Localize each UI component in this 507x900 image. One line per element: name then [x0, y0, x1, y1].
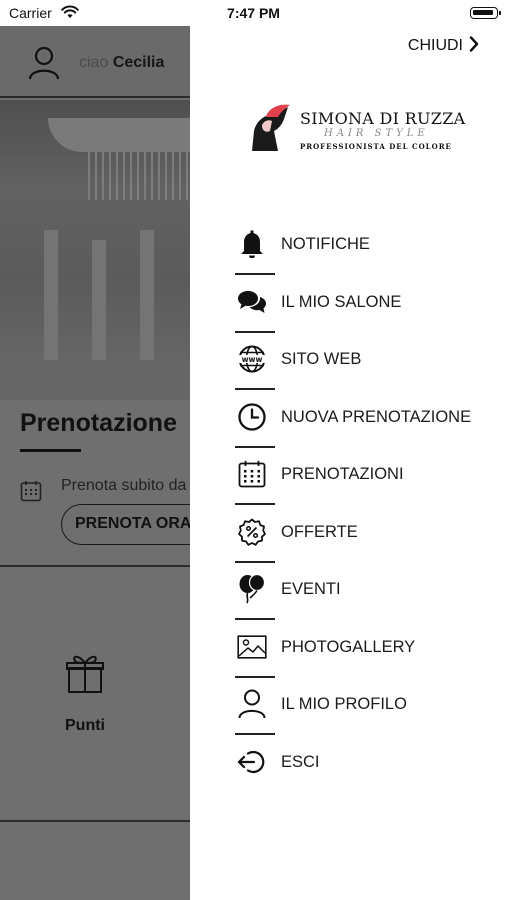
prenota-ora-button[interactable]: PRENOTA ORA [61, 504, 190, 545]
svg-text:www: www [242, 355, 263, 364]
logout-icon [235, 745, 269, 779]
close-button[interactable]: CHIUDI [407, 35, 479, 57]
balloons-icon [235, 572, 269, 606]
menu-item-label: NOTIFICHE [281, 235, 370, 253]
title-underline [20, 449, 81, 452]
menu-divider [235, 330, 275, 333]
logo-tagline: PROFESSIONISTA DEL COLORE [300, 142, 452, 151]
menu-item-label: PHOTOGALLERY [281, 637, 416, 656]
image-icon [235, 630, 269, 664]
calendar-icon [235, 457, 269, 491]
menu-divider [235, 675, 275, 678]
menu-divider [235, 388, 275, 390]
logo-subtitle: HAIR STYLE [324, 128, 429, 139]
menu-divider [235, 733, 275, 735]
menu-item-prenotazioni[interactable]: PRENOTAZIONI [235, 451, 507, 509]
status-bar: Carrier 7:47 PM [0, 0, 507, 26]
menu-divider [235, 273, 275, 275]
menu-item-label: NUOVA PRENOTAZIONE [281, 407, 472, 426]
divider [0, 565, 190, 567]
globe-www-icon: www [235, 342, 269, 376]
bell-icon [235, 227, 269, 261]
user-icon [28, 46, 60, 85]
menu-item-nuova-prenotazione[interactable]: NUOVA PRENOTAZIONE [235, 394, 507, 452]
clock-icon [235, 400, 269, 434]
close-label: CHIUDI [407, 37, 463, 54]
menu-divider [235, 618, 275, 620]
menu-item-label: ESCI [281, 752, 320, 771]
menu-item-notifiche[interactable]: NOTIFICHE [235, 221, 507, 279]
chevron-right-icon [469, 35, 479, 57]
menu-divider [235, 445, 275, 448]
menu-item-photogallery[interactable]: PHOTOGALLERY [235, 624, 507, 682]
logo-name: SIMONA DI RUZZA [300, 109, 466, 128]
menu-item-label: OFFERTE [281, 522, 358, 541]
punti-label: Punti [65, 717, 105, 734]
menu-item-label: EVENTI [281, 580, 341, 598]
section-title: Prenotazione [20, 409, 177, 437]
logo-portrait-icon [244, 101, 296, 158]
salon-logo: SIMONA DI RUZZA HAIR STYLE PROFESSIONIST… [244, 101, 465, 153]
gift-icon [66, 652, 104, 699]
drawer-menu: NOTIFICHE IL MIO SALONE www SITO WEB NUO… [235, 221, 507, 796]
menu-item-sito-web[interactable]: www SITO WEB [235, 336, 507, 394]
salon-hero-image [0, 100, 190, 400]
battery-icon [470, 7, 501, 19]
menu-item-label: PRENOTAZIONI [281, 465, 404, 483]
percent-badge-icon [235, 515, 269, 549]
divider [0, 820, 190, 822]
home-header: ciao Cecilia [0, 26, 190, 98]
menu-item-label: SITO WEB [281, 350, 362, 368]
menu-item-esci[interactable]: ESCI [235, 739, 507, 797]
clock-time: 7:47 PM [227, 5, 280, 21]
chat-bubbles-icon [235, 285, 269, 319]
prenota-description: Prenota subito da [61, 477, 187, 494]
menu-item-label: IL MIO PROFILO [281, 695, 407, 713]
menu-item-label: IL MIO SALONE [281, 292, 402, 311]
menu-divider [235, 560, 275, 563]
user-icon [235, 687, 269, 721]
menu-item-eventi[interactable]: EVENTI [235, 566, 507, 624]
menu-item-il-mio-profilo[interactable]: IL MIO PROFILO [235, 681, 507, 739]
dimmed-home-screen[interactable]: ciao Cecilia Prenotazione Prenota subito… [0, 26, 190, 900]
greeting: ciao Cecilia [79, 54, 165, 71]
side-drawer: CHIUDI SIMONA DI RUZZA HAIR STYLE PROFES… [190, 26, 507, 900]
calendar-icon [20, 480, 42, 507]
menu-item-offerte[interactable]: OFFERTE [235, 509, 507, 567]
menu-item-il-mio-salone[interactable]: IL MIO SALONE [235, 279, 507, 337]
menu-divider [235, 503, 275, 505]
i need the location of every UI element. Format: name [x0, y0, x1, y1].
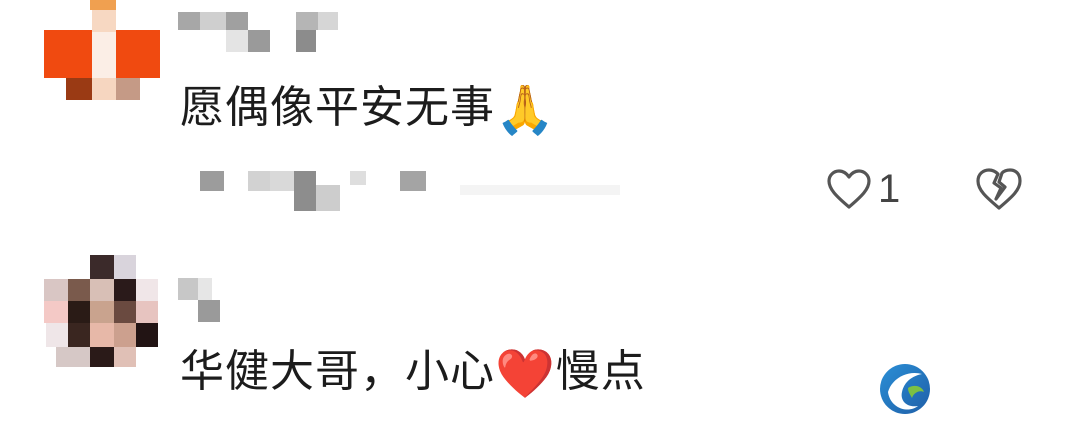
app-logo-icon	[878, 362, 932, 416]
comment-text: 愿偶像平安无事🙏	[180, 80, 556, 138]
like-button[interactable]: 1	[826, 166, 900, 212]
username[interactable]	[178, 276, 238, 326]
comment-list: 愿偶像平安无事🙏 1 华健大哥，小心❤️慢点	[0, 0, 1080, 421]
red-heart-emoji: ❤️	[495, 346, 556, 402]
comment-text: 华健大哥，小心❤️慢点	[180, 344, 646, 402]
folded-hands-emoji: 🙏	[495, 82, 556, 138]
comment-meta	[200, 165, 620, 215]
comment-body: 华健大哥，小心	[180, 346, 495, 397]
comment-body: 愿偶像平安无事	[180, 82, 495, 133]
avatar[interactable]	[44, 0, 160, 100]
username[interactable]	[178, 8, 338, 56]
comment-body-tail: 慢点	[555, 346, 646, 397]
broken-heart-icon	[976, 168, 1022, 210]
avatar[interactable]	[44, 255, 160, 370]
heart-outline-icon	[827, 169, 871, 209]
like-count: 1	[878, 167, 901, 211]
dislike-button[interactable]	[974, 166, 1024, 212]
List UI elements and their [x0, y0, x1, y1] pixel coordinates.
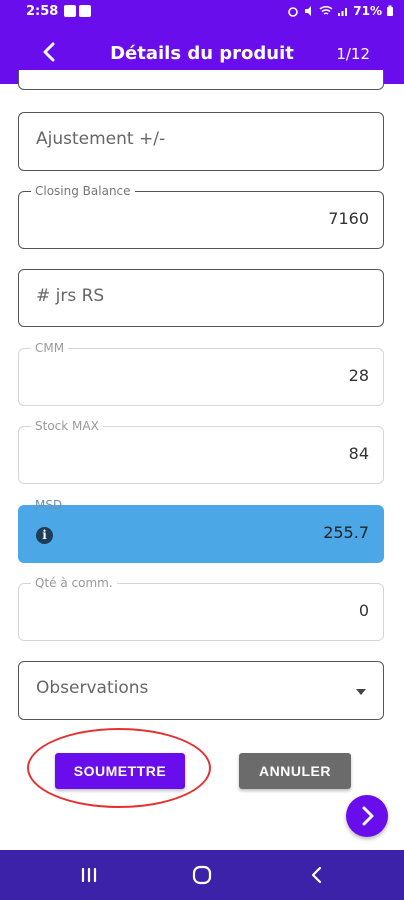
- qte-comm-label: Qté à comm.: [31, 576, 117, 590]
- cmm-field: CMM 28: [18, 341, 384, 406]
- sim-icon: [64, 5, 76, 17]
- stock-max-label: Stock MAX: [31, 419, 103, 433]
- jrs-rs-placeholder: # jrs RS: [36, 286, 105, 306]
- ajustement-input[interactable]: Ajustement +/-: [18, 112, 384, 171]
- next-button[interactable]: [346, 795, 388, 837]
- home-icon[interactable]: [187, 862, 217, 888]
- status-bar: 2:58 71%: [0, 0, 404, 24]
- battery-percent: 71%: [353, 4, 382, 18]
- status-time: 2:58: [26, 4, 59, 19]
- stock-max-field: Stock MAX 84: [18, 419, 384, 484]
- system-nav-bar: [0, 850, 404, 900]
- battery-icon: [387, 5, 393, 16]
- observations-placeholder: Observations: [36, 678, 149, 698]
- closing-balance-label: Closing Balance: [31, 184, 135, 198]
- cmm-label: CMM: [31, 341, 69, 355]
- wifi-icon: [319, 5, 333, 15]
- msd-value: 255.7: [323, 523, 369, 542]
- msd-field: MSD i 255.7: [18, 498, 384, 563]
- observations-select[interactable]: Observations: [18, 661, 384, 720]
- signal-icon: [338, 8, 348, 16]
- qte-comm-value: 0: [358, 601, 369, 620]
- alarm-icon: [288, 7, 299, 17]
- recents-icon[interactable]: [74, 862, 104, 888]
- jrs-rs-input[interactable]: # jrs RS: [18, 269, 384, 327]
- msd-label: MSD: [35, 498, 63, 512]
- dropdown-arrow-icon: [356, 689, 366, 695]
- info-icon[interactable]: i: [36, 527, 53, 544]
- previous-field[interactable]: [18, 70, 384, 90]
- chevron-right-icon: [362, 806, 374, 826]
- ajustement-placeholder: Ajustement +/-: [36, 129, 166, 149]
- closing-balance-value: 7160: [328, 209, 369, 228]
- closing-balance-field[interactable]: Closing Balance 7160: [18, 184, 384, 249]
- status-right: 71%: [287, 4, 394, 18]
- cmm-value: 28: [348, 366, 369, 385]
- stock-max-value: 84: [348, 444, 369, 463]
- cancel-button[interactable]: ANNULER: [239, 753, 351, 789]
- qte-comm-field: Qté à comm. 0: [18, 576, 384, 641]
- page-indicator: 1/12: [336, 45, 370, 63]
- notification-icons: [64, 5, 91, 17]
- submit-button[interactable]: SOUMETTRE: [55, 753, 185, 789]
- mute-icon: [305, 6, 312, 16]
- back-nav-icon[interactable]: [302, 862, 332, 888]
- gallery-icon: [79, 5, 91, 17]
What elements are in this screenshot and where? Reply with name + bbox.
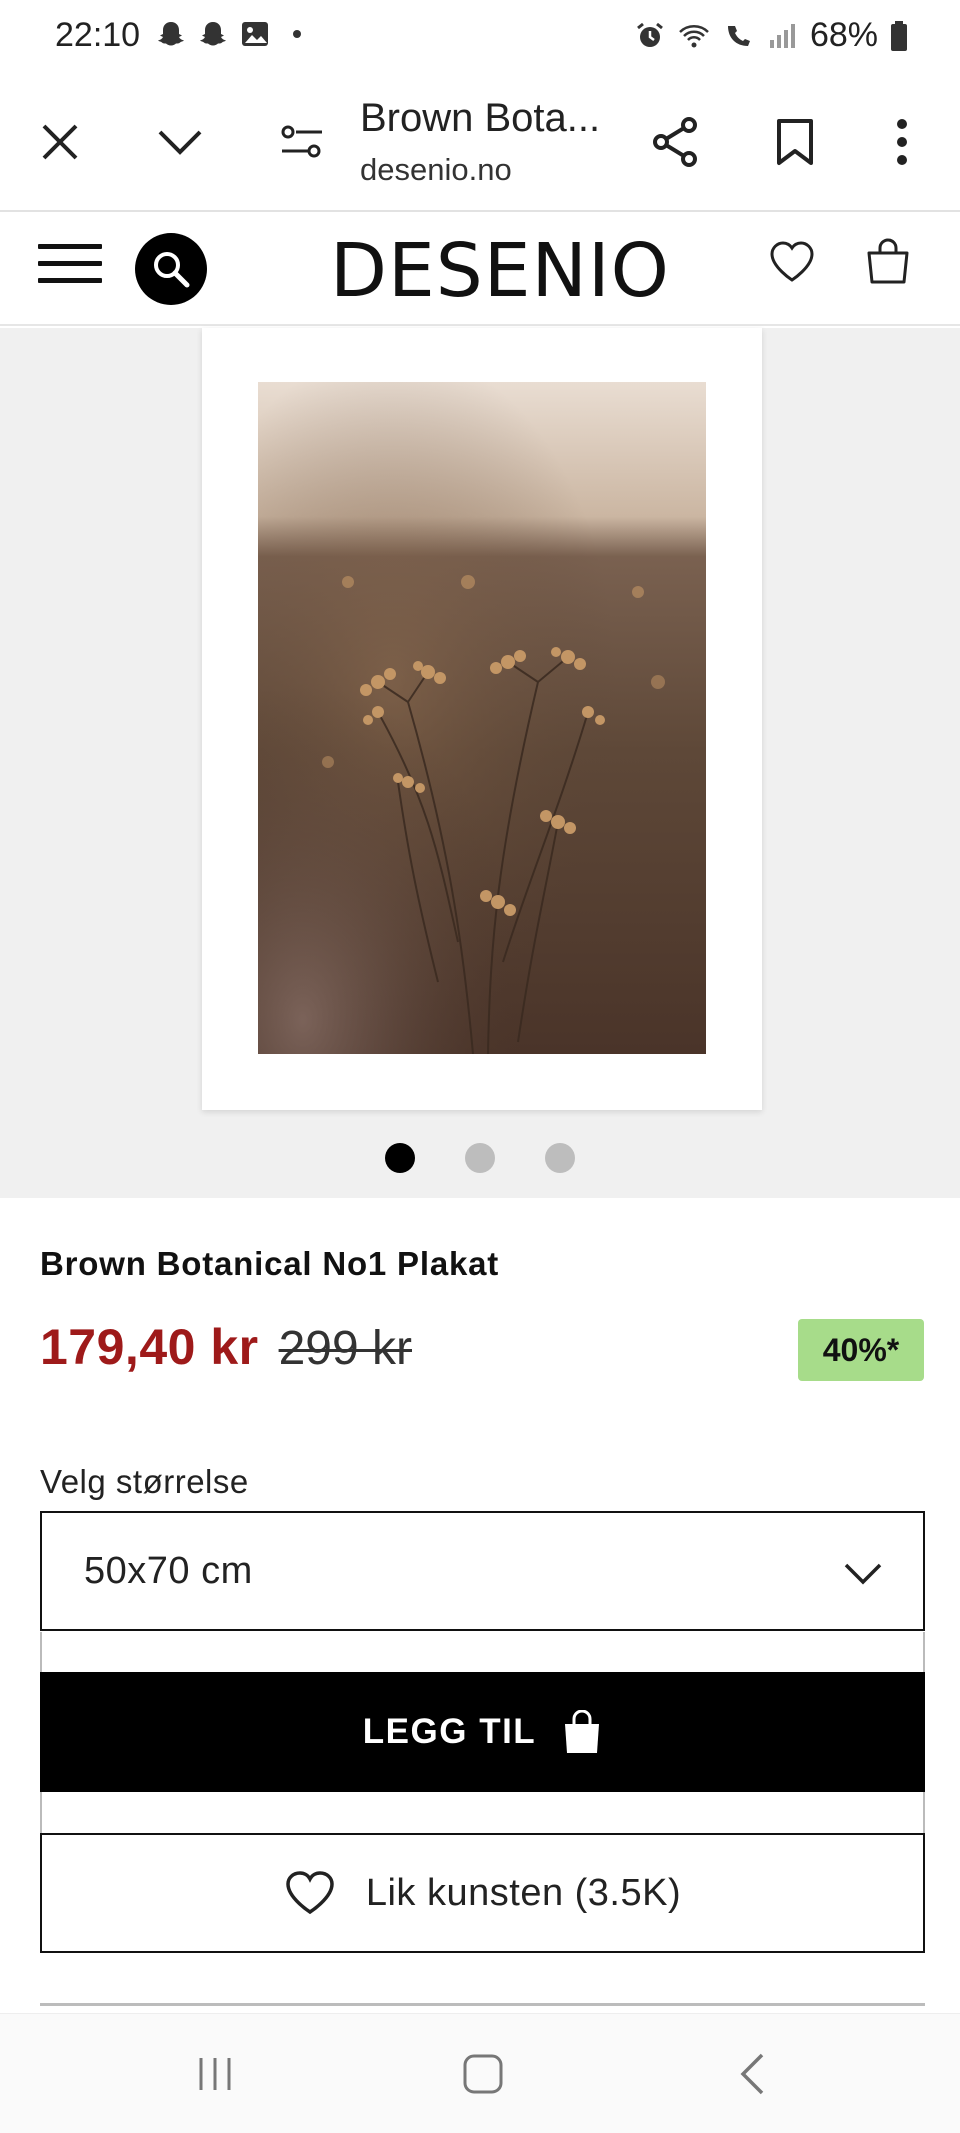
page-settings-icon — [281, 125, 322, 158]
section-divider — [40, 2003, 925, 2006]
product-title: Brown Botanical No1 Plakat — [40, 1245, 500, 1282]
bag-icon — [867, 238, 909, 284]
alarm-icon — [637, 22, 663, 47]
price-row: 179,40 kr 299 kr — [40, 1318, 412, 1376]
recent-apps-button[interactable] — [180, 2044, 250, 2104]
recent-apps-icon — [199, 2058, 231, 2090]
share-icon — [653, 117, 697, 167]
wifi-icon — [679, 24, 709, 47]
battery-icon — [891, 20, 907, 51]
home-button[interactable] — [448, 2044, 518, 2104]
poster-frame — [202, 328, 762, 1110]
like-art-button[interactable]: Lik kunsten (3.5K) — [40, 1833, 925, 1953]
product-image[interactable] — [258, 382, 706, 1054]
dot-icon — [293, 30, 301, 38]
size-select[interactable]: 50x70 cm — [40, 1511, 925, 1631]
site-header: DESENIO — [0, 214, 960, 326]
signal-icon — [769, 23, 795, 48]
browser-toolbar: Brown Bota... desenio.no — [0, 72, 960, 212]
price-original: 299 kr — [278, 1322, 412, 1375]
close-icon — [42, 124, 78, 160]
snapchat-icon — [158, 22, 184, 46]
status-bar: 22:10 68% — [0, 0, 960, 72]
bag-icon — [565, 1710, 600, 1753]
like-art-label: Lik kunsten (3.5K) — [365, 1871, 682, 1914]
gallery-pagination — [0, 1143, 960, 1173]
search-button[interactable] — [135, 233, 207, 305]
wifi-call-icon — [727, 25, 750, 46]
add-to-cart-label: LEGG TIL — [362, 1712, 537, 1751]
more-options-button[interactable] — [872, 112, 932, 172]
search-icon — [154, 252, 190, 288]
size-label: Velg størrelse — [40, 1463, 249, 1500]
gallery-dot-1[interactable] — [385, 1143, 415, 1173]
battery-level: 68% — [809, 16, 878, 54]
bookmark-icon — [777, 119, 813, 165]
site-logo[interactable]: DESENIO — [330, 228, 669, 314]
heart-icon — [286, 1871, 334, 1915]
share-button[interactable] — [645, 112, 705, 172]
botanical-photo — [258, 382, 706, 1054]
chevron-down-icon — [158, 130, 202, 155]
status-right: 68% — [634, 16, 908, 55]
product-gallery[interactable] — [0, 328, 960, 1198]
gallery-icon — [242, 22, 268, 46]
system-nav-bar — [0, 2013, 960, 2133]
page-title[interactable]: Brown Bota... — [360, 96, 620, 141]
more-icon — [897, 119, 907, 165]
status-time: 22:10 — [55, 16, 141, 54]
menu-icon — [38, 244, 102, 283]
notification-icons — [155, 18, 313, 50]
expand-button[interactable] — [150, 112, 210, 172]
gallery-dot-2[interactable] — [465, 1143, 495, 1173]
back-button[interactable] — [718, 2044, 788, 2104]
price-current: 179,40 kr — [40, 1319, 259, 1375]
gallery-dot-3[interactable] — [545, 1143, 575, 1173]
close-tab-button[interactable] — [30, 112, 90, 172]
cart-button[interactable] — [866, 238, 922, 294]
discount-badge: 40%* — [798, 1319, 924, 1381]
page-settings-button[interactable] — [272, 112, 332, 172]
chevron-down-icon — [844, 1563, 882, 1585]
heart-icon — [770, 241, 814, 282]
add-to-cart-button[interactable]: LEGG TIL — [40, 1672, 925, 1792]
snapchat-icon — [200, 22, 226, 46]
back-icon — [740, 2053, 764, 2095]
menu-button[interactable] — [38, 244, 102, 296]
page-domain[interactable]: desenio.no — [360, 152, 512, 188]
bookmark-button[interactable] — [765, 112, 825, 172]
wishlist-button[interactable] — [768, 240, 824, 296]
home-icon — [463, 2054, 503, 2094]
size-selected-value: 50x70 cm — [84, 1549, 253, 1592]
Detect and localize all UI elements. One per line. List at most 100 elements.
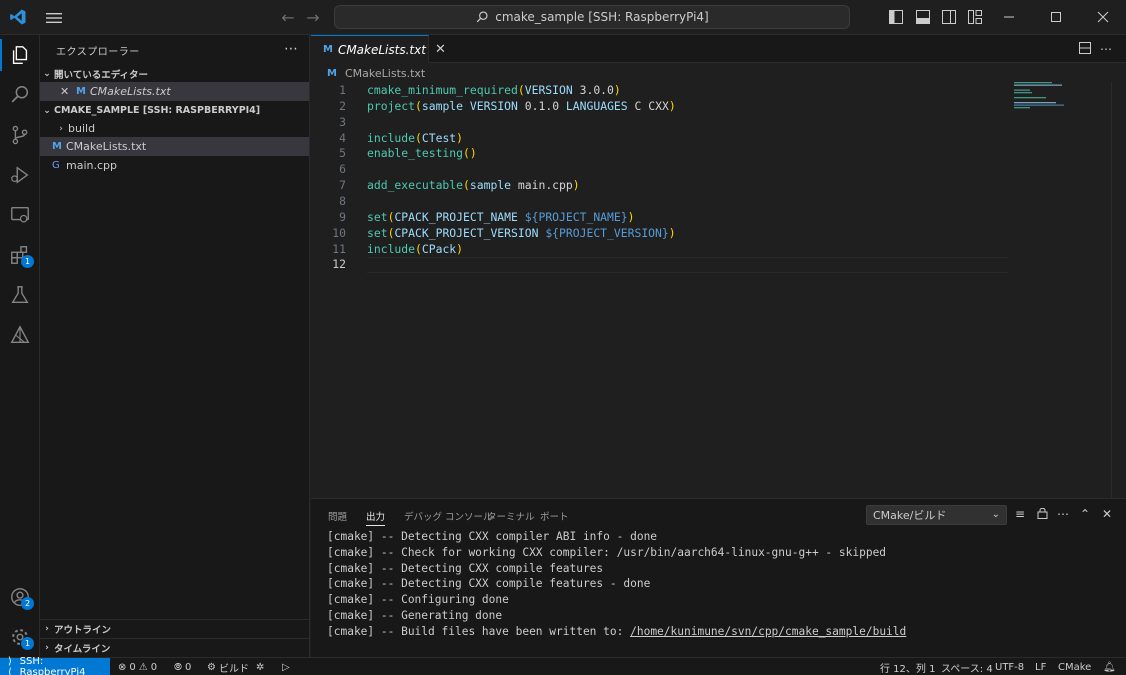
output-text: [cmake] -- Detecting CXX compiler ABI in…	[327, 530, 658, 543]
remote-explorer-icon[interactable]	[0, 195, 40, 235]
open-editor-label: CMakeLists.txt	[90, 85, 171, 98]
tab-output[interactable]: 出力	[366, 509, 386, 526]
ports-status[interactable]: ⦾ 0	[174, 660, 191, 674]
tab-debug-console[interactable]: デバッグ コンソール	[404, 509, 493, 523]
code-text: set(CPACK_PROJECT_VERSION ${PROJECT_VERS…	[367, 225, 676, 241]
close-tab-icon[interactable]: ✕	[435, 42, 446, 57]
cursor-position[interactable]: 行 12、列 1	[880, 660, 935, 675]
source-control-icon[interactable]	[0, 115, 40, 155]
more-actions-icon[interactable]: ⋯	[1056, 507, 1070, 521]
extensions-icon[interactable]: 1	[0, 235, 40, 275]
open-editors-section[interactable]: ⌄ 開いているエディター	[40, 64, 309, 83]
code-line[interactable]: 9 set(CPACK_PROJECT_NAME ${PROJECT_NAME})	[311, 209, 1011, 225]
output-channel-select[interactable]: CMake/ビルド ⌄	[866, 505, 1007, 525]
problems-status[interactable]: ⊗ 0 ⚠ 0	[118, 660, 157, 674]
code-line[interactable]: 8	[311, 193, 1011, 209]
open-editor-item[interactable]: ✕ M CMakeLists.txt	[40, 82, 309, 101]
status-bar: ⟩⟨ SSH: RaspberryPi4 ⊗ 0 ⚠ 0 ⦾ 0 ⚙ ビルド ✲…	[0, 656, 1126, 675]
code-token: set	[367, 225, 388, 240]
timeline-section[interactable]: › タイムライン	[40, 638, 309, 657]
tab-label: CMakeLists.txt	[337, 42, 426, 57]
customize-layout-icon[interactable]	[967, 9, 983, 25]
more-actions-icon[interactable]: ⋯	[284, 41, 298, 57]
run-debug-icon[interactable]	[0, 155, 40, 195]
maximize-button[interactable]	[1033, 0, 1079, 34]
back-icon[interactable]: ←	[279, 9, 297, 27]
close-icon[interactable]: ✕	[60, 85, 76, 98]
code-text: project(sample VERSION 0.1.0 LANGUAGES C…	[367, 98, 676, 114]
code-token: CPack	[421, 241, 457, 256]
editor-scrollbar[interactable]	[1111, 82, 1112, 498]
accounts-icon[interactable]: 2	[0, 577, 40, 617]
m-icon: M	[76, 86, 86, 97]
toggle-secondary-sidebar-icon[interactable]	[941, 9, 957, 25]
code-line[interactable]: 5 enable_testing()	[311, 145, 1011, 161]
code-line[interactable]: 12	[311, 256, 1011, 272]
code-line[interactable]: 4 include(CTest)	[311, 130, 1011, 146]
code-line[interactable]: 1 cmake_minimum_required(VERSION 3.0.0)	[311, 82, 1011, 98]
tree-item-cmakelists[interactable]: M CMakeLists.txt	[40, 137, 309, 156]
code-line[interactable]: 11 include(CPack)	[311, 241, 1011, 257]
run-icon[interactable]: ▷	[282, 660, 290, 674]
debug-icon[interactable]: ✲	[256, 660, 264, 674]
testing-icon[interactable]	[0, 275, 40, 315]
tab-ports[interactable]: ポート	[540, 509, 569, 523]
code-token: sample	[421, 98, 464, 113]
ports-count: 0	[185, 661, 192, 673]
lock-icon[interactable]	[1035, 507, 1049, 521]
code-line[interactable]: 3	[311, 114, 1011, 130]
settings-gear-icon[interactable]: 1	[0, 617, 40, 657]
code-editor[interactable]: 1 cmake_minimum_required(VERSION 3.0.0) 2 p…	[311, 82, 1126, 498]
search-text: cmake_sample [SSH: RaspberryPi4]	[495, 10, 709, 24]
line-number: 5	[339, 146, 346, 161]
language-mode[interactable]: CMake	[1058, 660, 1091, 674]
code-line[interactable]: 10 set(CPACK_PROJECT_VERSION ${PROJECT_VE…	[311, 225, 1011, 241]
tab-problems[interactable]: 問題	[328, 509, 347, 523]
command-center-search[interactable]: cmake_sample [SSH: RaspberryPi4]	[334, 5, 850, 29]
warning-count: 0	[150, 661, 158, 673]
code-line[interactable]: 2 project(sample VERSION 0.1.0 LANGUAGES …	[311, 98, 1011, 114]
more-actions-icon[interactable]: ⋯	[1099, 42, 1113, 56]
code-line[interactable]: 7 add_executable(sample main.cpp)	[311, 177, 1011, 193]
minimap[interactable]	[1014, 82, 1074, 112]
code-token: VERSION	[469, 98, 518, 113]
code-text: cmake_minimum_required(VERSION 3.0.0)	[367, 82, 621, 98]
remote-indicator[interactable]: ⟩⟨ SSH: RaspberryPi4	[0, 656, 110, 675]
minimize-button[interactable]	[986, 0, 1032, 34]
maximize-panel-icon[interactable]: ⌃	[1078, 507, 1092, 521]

★ ★ ★

• _GIVEN EXERCISE_:
Copy out, word for word, the lines of the entries from the line containing "output-text: [cmake] -- Detecting" up to and including the line containing "cursor-position[interactable]: 行 12、列".

• _CORRECT RESULT_:
output-text: [cmake] -- Detecting CXX compiler ABI in…	[327, 530, 658, 543]
remote-explorer-icon[interactable]	[0, 195, 40, 235]
open-editor-label: CMakeLists.txt	[90, 85, 171, 98]
tab-output[interactable]: 出力	[366, 509, 386, 526]
ports-status[interactable]: ⦾ 0	[174, 660, 191, 674]
tab-debug-console[interactable]: デバッグ コンソール	[404, 509, 493, 523]
code-text: set(CPACK_PROJECT_VERSION ${PROJECT_VERS…	[367, 225, 676, 241]
close-tab-icon[interactable]: ✕	[435, 42, 446, 57]
cursor-position[interactable]: 行 12、列 1	[880, 660, 935, 675]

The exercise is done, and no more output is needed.